_Written task:_
Determine how many lines in the entries below include "couple". The reply should be that number and nothing else.

_The records:_
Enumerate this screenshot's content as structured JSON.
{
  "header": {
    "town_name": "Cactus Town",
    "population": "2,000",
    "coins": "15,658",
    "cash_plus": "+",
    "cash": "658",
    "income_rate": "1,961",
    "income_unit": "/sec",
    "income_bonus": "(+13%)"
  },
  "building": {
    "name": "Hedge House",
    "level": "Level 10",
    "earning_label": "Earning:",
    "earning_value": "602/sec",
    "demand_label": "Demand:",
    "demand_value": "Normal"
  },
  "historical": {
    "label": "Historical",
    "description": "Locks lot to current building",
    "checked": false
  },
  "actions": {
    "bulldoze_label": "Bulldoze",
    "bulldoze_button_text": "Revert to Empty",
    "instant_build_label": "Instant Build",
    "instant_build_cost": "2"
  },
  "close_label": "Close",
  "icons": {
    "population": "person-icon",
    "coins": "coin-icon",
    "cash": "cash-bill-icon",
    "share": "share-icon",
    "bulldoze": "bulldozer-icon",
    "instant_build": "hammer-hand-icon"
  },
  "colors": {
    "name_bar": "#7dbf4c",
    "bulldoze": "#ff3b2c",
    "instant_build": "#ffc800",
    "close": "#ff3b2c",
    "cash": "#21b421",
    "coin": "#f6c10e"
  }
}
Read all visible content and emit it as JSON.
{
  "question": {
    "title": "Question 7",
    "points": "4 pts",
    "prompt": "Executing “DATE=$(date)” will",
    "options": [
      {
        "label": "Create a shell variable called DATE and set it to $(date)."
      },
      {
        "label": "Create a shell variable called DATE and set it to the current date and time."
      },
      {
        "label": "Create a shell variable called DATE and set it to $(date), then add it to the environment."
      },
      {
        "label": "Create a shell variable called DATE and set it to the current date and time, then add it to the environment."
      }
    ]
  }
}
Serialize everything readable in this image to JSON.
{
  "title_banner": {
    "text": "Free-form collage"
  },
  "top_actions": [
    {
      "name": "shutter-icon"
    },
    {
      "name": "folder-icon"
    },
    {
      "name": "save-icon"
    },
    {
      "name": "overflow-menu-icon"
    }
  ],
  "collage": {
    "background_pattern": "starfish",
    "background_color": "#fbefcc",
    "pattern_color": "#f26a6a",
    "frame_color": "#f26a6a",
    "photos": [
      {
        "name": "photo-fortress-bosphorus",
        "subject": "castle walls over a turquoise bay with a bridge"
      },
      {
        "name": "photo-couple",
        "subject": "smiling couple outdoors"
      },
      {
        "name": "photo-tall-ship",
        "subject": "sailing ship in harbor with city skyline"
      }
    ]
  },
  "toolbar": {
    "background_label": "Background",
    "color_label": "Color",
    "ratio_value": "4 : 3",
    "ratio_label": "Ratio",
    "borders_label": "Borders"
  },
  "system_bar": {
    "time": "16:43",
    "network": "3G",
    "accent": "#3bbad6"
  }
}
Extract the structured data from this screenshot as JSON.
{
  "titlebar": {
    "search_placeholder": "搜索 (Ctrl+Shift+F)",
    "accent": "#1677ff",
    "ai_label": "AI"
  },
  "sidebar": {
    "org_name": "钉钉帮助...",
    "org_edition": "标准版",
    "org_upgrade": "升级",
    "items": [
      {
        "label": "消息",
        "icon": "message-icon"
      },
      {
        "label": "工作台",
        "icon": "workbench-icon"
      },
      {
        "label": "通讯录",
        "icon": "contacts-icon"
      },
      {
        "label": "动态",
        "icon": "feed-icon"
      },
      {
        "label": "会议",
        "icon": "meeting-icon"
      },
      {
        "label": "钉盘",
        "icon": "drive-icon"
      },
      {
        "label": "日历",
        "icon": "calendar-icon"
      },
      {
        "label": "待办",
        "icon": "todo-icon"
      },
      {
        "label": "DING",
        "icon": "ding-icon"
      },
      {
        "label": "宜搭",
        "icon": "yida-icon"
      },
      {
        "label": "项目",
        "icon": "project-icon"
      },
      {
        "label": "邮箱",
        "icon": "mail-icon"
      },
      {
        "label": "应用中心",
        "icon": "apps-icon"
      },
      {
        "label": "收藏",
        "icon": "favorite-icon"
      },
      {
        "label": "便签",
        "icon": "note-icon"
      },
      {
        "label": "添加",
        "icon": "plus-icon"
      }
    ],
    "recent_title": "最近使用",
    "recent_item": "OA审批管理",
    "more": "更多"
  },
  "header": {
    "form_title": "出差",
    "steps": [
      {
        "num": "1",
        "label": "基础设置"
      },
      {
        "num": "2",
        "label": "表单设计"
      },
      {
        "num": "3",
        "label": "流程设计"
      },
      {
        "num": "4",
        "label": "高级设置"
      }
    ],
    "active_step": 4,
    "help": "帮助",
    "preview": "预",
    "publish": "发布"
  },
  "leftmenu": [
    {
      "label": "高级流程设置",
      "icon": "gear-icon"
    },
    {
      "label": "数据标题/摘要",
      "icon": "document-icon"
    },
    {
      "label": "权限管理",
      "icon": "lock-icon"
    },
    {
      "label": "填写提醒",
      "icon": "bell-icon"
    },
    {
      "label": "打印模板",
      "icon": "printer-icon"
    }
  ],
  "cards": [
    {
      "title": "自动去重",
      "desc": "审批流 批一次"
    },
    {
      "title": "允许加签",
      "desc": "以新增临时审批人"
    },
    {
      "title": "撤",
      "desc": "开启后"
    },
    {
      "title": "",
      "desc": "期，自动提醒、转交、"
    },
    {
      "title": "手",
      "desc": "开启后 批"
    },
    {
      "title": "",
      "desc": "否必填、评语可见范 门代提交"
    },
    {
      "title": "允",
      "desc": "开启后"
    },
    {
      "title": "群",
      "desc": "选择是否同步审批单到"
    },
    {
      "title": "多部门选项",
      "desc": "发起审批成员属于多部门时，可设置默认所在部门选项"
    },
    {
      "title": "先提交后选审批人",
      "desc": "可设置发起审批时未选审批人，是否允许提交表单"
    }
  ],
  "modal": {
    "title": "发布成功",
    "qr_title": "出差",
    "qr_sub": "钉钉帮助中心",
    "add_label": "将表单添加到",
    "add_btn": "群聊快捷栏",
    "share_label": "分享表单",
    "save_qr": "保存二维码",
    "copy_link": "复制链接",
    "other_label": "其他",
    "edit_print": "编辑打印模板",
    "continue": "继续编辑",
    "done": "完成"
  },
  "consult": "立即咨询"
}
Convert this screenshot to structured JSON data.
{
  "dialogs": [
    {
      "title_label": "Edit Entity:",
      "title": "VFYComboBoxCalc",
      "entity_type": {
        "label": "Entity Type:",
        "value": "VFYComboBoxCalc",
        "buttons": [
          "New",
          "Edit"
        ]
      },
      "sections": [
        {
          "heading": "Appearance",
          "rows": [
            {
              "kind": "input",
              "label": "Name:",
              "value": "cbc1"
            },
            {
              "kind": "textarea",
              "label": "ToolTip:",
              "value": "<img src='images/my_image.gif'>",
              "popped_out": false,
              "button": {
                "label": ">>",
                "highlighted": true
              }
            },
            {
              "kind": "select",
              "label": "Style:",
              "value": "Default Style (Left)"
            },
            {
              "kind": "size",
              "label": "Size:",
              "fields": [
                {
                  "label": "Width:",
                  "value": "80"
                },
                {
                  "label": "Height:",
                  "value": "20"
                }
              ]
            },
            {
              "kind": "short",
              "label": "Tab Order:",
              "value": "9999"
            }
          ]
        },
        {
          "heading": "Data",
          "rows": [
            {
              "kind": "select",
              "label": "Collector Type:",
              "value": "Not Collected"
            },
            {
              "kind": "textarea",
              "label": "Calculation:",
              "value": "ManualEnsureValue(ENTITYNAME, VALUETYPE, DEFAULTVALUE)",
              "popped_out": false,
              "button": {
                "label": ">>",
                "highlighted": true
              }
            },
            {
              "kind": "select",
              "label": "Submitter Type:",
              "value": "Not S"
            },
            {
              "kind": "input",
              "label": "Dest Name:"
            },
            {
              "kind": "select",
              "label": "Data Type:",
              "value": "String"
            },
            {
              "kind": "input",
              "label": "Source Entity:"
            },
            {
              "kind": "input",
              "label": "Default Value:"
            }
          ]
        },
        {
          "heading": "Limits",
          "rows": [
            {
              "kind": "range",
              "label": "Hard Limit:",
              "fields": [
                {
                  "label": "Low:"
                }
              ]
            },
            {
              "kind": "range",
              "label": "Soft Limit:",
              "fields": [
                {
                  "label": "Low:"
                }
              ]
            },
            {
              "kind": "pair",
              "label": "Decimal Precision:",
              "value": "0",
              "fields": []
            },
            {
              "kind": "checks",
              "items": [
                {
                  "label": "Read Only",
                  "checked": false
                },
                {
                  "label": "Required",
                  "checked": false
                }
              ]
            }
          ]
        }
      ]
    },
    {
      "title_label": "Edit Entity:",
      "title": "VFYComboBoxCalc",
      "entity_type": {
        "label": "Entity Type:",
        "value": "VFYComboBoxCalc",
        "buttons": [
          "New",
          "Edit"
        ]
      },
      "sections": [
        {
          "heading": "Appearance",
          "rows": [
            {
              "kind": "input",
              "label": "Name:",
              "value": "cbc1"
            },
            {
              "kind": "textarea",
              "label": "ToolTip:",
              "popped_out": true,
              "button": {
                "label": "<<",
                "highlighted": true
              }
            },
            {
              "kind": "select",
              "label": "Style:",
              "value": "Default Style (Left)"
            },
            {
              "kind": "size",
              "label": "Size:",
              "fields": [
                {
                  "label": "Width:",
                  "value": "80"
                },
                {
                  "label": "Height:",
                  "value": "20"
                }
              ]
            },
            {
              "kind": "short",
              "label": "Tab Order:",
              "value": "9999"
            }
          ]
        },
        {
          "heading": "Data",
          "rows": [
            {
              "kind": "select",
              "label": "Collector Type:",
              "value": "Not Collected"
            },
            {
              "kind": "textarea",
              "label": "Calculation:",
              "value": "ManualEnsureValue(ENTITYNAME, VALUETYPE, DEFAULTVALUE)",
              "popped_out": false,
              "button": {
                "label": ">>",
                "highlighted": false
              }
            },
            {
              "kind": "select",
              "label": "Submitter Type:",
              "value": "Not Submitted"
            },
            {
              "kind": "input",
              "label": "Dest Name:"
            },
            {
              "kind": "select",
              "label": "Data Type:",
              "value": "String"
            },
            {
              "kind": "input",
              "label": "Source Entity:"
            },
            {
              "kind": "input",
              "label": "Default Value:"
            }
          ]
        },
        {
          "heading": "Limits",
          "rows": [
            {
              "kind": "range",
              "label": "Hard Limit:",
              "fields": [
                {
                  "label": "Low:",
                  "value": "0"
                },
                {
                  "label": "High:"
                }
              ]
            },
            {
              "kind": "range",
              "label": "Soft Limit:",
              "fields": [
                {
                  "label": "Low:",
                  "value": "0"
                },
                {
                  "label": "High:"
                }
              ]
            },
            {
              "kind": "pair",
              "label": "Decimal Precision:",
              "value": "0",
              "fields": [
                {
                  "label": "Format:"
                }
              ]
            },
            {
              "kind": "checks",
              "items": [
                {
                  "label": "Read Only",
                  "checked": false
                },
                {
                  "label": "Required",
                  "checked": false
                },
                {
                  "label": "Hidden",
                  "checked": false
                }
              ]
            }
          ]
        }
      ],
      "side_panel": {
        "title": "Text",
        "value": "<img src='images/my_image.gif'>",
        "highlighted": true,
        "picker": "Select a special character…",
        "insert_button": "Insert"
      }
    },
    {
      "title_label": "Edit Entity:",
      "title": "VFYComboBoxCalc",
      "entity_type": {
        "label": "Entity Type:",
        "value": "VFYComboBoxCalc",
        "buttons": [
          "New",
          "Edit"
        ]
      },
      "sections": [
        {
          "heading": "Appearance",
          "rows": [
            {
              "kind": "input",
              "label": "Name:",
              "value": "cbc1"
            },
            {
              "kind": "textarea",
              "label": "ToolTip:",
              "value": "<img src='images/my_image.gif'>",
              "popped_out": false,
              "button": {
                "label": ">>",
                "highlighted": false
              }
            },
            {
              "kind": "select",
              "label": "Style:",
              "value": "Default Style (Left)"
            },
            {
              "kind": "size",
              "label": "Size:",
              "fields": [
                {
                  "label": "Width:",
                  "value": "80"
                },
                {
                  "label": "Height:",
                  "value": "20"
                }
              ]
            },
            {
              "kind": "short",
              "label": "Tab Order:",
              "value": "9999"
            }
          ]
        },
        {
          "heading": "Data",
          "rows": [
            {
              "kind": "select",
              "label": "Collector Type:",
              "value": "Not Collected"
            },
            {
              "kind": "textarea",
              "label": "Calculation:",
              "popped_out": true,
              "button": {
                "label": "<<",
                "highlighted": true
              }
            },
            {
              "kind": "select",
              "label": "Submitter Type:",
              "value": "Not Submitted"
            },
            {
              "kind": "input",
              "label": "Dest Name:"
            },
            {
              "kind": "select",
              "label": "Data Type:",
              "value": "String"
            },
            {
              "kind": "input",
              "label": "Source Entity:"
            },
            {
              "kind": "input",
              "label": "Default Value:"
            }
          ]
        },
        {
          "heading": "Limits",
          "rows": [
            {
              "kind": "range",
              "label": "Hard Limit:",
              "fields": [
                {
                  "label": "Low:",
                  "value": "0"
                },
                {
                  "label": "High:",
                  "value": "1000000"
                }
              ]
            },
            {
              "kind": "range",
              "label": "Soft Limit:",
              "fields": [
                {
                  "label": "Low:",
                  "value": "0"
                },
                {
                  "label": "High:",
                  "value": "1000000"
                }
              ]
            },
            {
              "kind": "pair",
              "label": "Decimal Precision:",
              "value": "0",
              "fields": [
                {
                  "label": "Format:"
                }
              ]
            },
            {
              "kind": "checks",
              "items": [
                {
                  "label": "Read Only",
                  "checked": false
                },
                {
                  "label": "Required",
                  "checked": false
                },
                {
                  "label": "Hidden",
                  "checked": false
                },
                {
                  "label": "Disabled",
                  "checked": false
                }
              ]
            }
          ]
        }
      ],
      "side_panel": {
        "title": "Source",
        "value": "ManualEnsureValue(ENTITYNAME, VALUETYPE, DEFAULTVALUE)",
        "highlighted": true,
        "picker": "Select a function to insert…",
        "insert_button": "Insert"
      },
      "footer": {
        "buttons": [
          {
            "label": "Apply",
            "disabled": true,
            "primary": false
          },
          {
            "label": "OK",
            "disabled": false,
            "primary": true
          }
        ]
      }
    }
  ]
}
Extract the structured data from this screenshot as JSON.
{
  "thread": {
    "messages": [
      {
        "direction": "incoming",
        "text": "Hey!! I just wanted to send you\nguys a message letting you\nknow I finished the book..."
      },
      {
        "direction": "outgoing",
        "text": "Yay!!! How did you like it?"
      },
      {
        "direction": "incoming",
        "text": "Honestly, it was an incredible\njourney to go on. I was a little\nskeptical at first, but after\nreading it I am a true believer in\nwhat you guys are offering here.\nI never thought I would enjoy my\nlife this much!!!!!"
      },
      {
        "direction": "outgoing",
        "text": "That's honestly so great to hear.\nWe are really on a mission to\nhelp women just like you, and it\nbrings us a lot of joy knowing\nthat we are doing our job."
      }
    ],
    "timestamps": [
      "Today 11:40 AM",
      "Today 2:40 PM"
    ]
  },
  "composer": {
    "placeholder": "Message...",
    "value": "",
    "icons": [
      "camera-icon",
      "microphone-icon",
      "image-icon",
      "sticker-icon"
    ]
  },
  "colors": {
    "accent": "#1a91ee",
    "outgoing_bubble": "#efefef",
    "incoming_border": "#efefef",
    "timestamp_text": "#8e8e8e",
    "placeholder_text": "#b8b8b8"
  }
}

_Written answer:_
2